> [What to work on]
• a. In the passage on hydrothermal vents and life on other worlds, quote the words from "More than 3" up to and including "life as well.".
• b. Check each statement against the passage on hydrothermal vents and life on other worlds, answering yes or no and quoting the words of the passage that decide it. (i) The passage claims it is certain that life first formed around hydrothermal vents. (ii) Deep sea hydrothermal vents still hold a diversity of life today. (iii) The passage describes terrestrial life as carbon based and dependent upon plentiful water.
• c. Proceed with the passage on hydrothermal vents and life on other worlds, picking up after its last sentence.

More than 3 billion years ago, life appeared on planet Earth. We aren’t entirely sure how life arose on Earth, but a common idea is that it first formed around hydrothermal vents in our planet’s young oceans. These vents provide not only the thermal energy necessary to sustain life as we know it, they also provide a rich source of chemical compounds useful in forming living organisms. Even today deep sea hydrothermal vents are rich with a diversity of life. If such vents were the home of Earth’s tree of life, similar vents on other worlds might foster life as well.
We normally think of possible alien life as existing on Earth-like worlds, with warm sunlight and firm ground, but life could actually be more common around the icy moons of a cold gas planet. That’s true even if we limit ourselves to life similar to terrestrial life, which is carbon based and dependent upon plentiful water.

Items listed in a dataset:
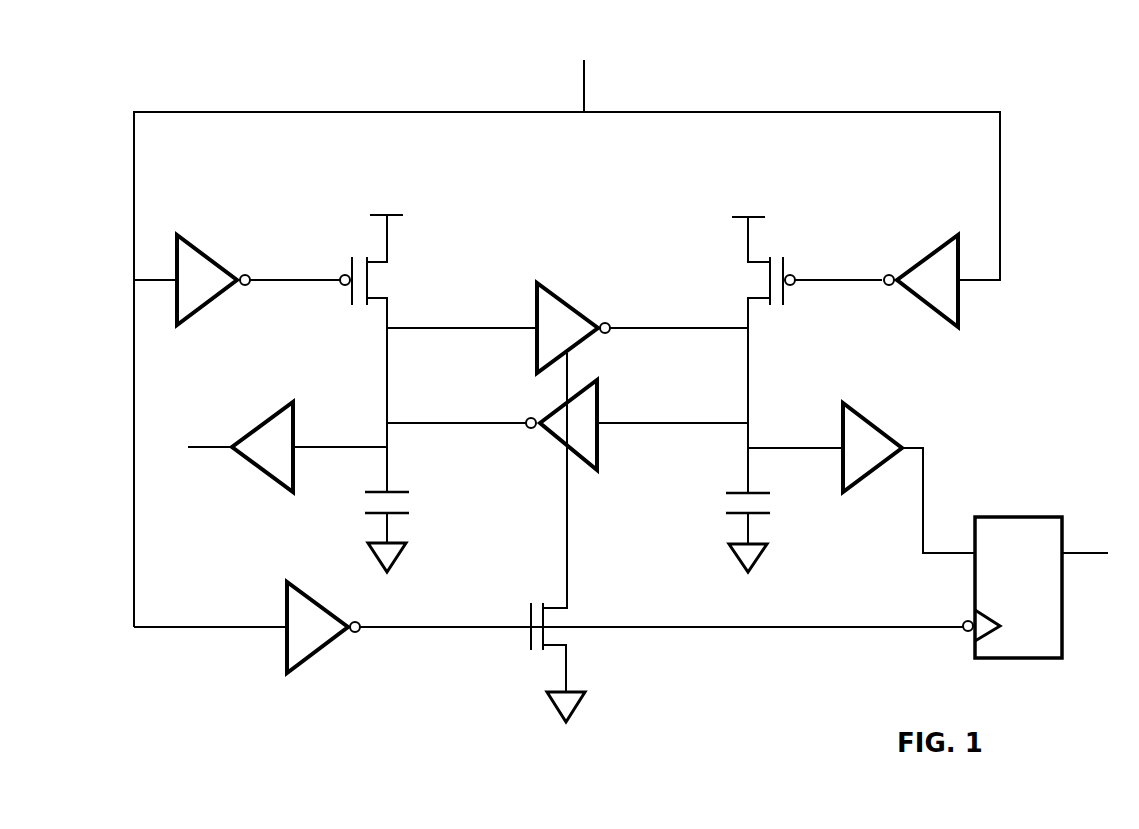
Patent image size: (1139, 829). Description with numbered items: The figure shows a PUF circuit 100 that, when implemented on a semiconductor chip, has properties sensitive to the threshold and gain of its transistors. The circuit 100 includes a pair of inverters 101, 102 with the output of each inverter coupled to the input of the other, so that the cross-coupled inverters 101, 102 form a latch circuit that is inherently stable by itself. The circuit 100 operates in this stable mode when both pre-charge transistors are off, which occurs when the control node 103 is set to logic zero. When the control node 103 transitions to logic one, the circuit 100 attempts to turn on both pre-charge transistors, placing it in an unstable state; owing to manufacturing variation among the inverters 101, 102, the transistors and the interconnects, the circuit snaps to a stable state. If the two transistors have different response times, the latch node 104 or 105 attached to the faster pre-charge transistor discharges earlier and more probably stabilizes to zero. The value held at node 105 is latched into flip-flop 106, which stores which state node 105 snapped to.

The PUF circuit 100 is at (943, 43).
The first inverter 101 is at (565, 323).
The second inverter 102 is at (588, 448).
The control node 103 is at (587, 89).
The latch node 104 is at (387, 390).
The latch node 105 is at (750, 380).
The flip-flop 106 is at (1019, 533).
* * *
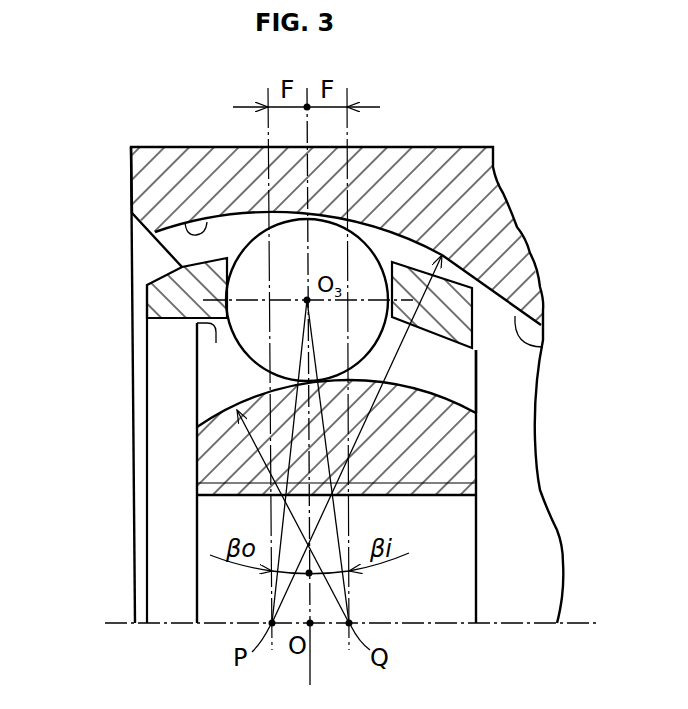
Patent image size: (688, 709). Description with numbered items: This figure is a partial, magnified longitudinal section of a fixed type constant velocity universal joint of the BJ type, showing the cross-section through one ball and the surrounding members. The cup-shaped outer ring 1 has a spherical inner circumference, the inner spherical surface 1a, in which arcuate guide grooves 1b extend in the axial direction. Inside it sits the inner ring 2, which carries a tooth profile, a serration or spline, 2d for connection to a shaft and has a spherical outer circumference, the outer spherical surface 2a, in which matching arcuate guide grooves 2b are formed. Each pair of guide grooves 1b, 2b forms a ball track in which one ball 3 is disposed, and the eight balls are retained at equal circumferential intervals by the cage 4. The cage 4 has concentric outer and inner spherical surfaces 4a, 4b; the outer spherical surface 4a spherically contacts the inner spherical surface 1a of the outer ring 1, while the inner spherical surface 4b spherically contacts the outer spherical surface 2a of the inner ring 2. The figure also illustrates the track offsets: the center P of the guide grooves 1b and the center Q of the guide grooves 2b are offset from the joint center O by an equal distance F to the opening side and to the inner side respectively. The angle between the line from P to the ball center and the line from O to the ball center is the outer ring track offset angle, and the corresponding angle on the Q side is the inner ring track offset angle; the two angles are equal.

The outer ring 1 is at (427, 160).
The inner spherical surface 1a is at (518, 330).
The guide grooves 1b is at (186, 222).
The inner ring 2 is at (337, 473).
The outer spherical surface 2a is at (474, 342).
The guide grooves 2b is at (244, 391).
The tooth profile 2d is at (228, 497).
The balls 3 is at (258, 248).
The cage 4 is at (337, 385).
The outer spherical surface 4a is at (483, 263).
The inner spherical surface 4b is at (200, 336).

> [Results in order]
• a.
More than 3 billion years ago, life appeared on planet Earth. We aren’t entirely sure how life arose on Earth, but a common idea is that it first formed around hydrothermal vents in our planet’s young oceans. These vents provide not only the thermal energy necessary to sustain life as we know it, they also provide a rich source of chemical compounds useful in forming living organisms. Even today deep sea hydrothermal vents are rich with a diversity of life. If such vents were the home of Earth’s tree of life, similar vents on other worlds might foster life as well.

• b.
(i) No: "We aren’t entirely sure how life arose on Earth"
(ii) Yes: "Even today deep sea hydrothermal vents are rich with a diversity of life."
(iii) Yes: "which is carbon based and dependent upon plentiful water"

• c.
For one thing, water is far more common in the outer solar system than on Earth. Jupiter’s moon Europa, for example, has much more water than Earth. Ganymede, another Jovian moon, has about 70% more liquid water than Earth. Water is an incredibly common molecule in the solar system, and without the intense heat of the Sun to drive water away from these worlds, they keep much of their water. If these worlds were small planets, their water could have frozen into ice long ago (although even lonely Pluto hints of having liquid water beneath its surface). But these are moons orbiting a massive planet, and the gravitational stress upon them helps to keep their interior warm. We know that life could survive in the oceans of these worlds, but could it arise?
New evidence suggests that it’s possible, at least for Saturn’s moon Enceladus. We’ve known that Enceladus has liquid water in its interior for a while. Water geysers have been seen erupting from the moon’s surface. But in October of 2015 the Cassini spacecraft flew directly through some of these plumes, giving the probe direct access to their composition. Chemical analysis found high levels of H2, which is likely produced by hydrothermal vents within its interior. In other words, the interior ocean of Enceladus is quite similar to the early oceans of Earth.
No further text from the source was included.